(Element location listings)
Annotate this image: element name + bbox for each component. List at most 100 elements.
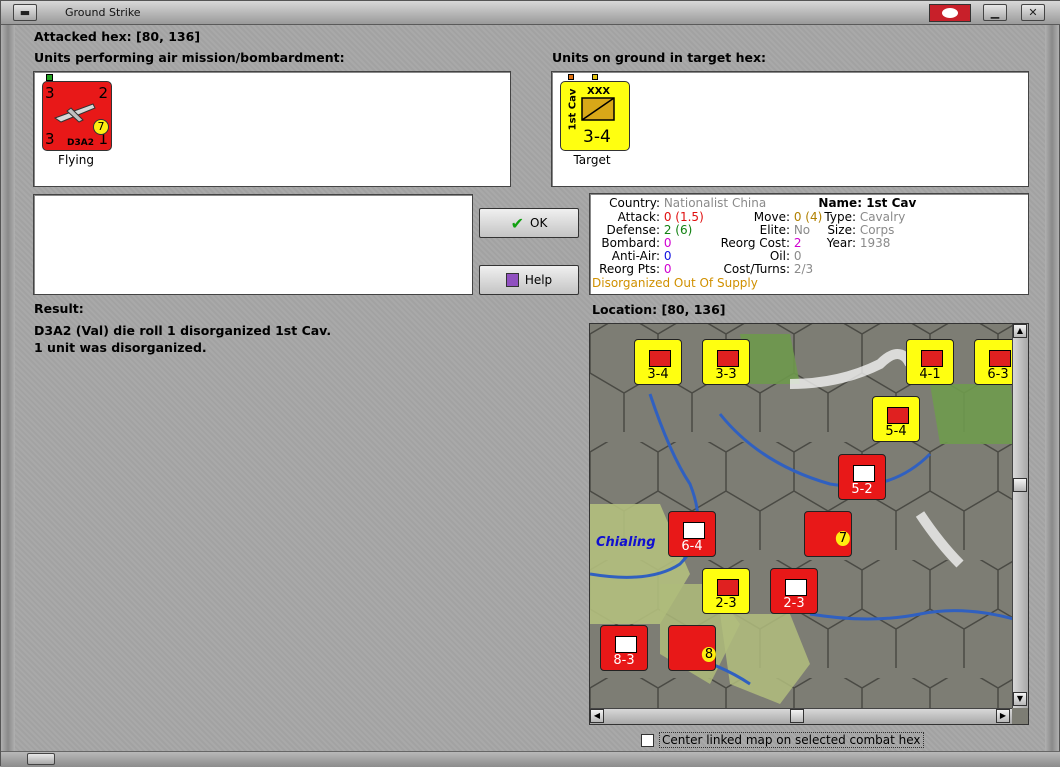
map-counter[interactable]: 8-3 [600,625,648,671]
result-line-2: 1 unit was disorganized. [34,340,207,355]
attack-value: 0 [663,210,672,224]
size-label: Size: [827,223,856,237]
unit-symbol-icon [887,407,909,424]
scroll-left-icon[interactable]: ◀ [590,709,604,723]
scroll-thumb[interactable] [1013,478,1027,492]
ground-unit-size-mark: XXX [587,86,611,97]
costturns-value: 2/3 [793,262,814,276]
country-label: Country: [609,196,660,210]
help-button[interactable]: Help [479,265,579,295]
message-panel [33,194,473,295]
move-value: 0 [793,210,802,224]
bombard-label: Bombard: [601,236,660,250]
map-counter-label: 6-3 [987,367,1009,382]
antiair-label: Anti-Air: [611,249,660,263]
costturns-label: Cost/Turns: [723,262,790,276]
map-counter-label: 2-3 [715,596,737,611]
reorgcost-value: 2 [793,236,802,250]
map-horizontal-scrollbar[interactable]: ◀ ▶ [590,708,1012,724]
map-counter-label: 5-2 [851,482,873,497]
map-counter[interactable]: 3-4 [634,339,682,385]
ground-strike-window: ▬ Ground Strike ▁ ✕ Attacked hex: [80, 1… [0,0,1060,767]
location-label: Location: [80, 136] [592,302,726,317]
map-counter[interactable]: 2-3 [770,568,818,614]
ground-units-panel[interactable]: 1st Cav XXX 3-4 Target [551,71,1029,187]
defense-value: 2 [663,223,672,237]
status-pip-icon [592,74,598,80]
map-counter[interactable]: 4-1 [906,339,954,385]
map-counter[interactable]: 5-4 [872,396,920,442]
mission-badge-icon: 7 [93,119,109,135]
menu-button[interactable]: ▬ [13,4,37,21]
map-counter-label: 3-4 [647,367,669,382]
unit-symbol-icon [989,350,1011,367]
air-unit-name: D3A2 [67,138,94,148]
name-label: Name: [818,196,862,210]
unit-symbol-icon [717,579,739,596]
year-label: Year: [826,236,856,250]
map-counter[interactable]: 3-3 [702,339,750,385]
ok-button-label: OK [530,216,548,230]
scroll-right-icon[interactable]: ▶ [996,709,1010,723]
map-counter-label: 3-3 [715,367,737,382]
elite-value: No [793,223,811,237]
defense-label: Defense: [606,223,660,237]
minimize-button[interactable]: ▁ [983,4,1007,21]
defense-mod: (6) [675,223,693,237]
title-bar[interactable]: ▬ Ground Strike ▁ ✕ [1,1,1060,25]
year-value: 1938 [859,236,891,250]
country-value: Nationalist China [663,196,767,210]
antiair-value: 0 [663,249,672,263]
bombard-value: 0 [663,236,672,250]
status-pip-icon [46,74,53,81]
ground-units-label: Units on ground in target hex: [552,50,767,65]
close-button[interactable]: ✕ [1021,4,1045,21]
window-title: Ground Strike [65,6,141,19]
type-label: Type: [824,210,856,224]
right-frame [1045,25,1059,751]
attack-label: Attack: [617,210,660,224]
move-label: Move: [753,210,790,224]
air-units-panel[interactable]: 3 2 3 1 7 D3A2 Flying [33,71,511,187]
map-counter[interactable]: 8 [668,625,717,671]
unit-symbol-icon [717,350,739,367]
elite-label: Elite: [759,223,790,237]
center-map-checkbox-row[interactable]: Center linked map on selected combat hex [641,732,924,748]
dive-bomber-icon [53,103,96,123]
scroll-down-icon[interactable]: ▼ [1013,692,1027,706]
map-counter[interactable]: 6-4 [668,511,716,557]
reorg-value: 0 [663,262,672,276]
combat-map[interactable]: Chialing 3-4 3-3 4-1 6-3 5-4 5-2 6-4 2-3… [589,323,1029,725]
result-label: Result: [34,301,84,316]
left-frame [1,25,15,751]
resize-grip-icon[interactable] [27,753,55,765]
map-counter[interactable]: 5-2 [838,454,886,500]
unit-symbol-icon [683,522,705,539]
unit-symbol-icon [785,579,807,596]
ground-unit-name: 1st Cav [567,88,579,131]
scroll-up-icon[interactable]: ▲ [1013,324,1027,338]
ground-unit-counter[interactable]: 1st Cav XXX 3-4 [560,81,630,151]
center-map-checkbox-label[interactable]: Center linked map on selected combat hex [659,732,924,748]
unit-symbol-icon [615,636,637,653]
scroll-thumb[interactable] [790,709,804,723]
name-value: 1st Cav [866,196,917,210]
map-counter[interactable]: 7 [804,511,852,557]
map-counter-label: 4-1 [919,367,941,382]
unit-symbol-icon [853,465,875,482]
ok-button[interactable]: ✔ OK [479,208,579,238]
unit-symbol-icon [649,350,671,367]
bottom-frame [1,751,1060,767]
type-value: Cavalry [859,210,906,224]
oil-value: 0 [793,249,802,263]
map-place-label: Chialing [596,535,656,550]
reorg-label: Reorg Pts: [599,262,660,276]
cavalry-symbol-icon [581,97,615,121]
center-map-checkbox[interactable] [641,733,654,747]
air-unit-counter[interactable]: 3 2 3 1 7 D3A2 [42,81,112,151]
oil-label: Oil: [769,249,790,263]
map-counter-label: 7 [835,531,851,546]
map-counter[interactable]: 2-3 [702,568,750,614]
unit-info-panel: Country: Nationalist China Attack: 0 (1.… [589,193,1029,295]
map-vertical-scrollbar[interactable]: ▲ ▼ [1012,324,1028,708]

- [Task to carry out]
Reproduce the rows above with each "map-counter-label" swapped for "counter-caption" and everything else left as it is. Omit the pictures.

- [Complete output]
Annotate this image: element name + bbox for each component. List at most 100 elements.
map-counter[interactable]: 8-3 [600,625,648,671]
result-line-2: 1 unit was disorganized. [34,340,207,355]
attack-value: 0 [663,210,672,224]
size-label: Size: [827,223,856,237]
unit-symbol-icon [887,407,909,424]
scroll-left-icon[interactable]: ◀ [590,709,604,723]
scroll-thumb[interactable] [1013,478,1027,492]
ground-unit-size-mark: XXX [587,86,611,97]
costturns-value: 2/3 [793,262,814,276]
country-label: Country: [609,196,660,210]
help-button[interactable]: Help [479,265,579,295]
message-panel [33,194,473,295]
move-value: 0 [793,210,802,224]
bombard-label: Bombard: [601,236,660,250]
counter-caption: 6-3 [987,367,1009,382]
antiair-label: Anti-Air: [611,249,660,263]
costturns-label: Cost/Turns: [723,262,790,276]
counter-caption: 2-3 [715,596,737,611]
reorgcost-value: 2 [793,236,802,250]
map-horizontal-scrollbar[interactable]: ◀ ▶ [590,708,1012,724]
counter-caption: 5-2 [851,482,873,497]
map-counter[interactable]: 3-4 [634,339,682,385]
ground-strike-window: ▬ Ground Strike ▁ ✕ Attacked hex: [80, 1… [0,0,1060,767]
location-label: Location: [80, 136] [592,302,726,317]
map-counter[interactable]: 2-3 [770,568,818,614]
ground-units-panel[interactable]: 1st Cav XXX 3-4 Target [551,71,1029,187]
defense-value: 2 [663,223,672,237]
status-pip-icon [592,74,598,80]
map-counter[interactable]: 4-1 [906,339,954,385]
map-counter[interactable]: 5-4 [872,396,920,442]
mission-badge-icon: 7 [93,119,109,135]
menu-button[interactable]: ▬ [13,4,37,21]
counter-caption: 3-4 [647,367,669,382]
unit-symbol-icon [989,350,1011,367]
air-unit-name: D3A2 [67,138,94,148]
name-label: Name: [818,196,862,210]
unit-symbol-icon [717,579,739,596]
year-label: Year: [826,236,856,250]
map-counter[interactable]: 3-3 [702,339,750,385]
ok-button-label: OK [530,216,548,230]
scroll-right-icon[interactable]: ▶ [996,709,1010,723]
counter-caption: 3-3 [715,367,737,382]
elite-value: No [793,223,811,237]
defense-label: Defense: [606,223,660,237]
minimize-button[interactable]: ▁ [983,4,1007,21]
defense-mod: (6) [675,223,693,237]
title-bar[interactable]: ▬ Ground Strike ▁ ✕ [1,1,1060,25]
year-value: 1938 [859,236,891,250]
country-value: Nationalist China [663,196,767,210]
antiair-value: 0 [663,249,672,263]
bombard-value: 0 [663,236,672,250]
status-pip-icon [46,74,53,81]
ground-units-label: Units on ground in target hex: [552,50,767,65]
close-button[interactable]: ✕ [1021,4,1045,21]
window-title: Ground Strike [65,6,141,19]
type-label: Type: [824,210,856,224]
right-frame [1045,25,1059,751]
attack-label: Attack: [617,210,660,224]
move-label: Move: [753,210,790,224]
air-units-panel[interactable]: 3 2 3 1 7 D3A2 Flying [33,71,511,187]
map-counter[interactable]: 8 [668,625,717,671]
unit-symbol-icon [717,350,739,367]
elite-label: Elite: [759,223,790,237]
center-map-checkbox-row[interactable]: Center linked map on selected combat hex [641,732,924,748]
dive-bomber-icon [53,103,96,123]
scroll-down-icon[interactable]: ▼ [1013,692,1027,706]
map-counter[interactable]: 6-4 [668,511,716,557]
reorg-value: 0 [663,262,672,276]
combat-map[interactable]: Chialing 3-4 3-3 4-1 6-3 5-4 5-2 6-4 2-3… [589,323,1029,725]
result-label: Result: [34,301,84,316]
left-frame [1,25,15,751]
resize-grip-icon[interactable] [27,753,55,765]
map-counter[interactable]: 5-2 [838,454,886,500]
unit-symbol-icon [683,522,705,539]
unit-symbol-icon [785,579,807,596]
ground-unit-name: 1st Cav [567,88,579,131]
scroll-up-icon[interactable]: ▲ [1013,324,1027,338]
ground-unit-counter[interactable]: 1st Cav XXX 3-4 [560,81,630,151]
center-map-checkbox-label[interactable]: Center linked map on selected combat hex [659,732,924,748]
unit-symbol-icon [615,636,637,653]
scroll-thumb[interactable] [790,709,804,723]
name-value: 1st Cav [866,196,917,210]
map-counter[interactable]: 7 [804,511,852,557]
counter-caption: 4-1 [919,367,941,382]
unit-symbol-icon [853,465,875,482]
ok-button[interactable]: ✔ OK [479,208,579,238]
unit-symbol-icon [649,350,671,367]
bottom-frame [1,751,1060,767]
type-value: Cavalry [859,210,906,224]
oil-value: 0 [793,249,802,263]
map-place-label: Chialing [596,535,656,550]
reorg-label: Reorg Pts: [599,262,660,276]
cavalry-symbol-icon [581,97,615,121]
center-map-checkbox[interactable] [641,733,654,747]
air-unit-counter[interactable]: 3 2 3 1 7 D3A2 [42,81,112,151]
oil-label: Oil: [769,249,790,263]
counter-caption: 7 [835,531,851,546]
map-counter[interactable]: 2-3 [702,568,750,614]
unit-info-panel: Country: Nationalist China Attack: 0 (1.… [589,193,1029,295]
map-vertical-scrollbar[interactable]: ▲ ▼ [1012,324,1028,708]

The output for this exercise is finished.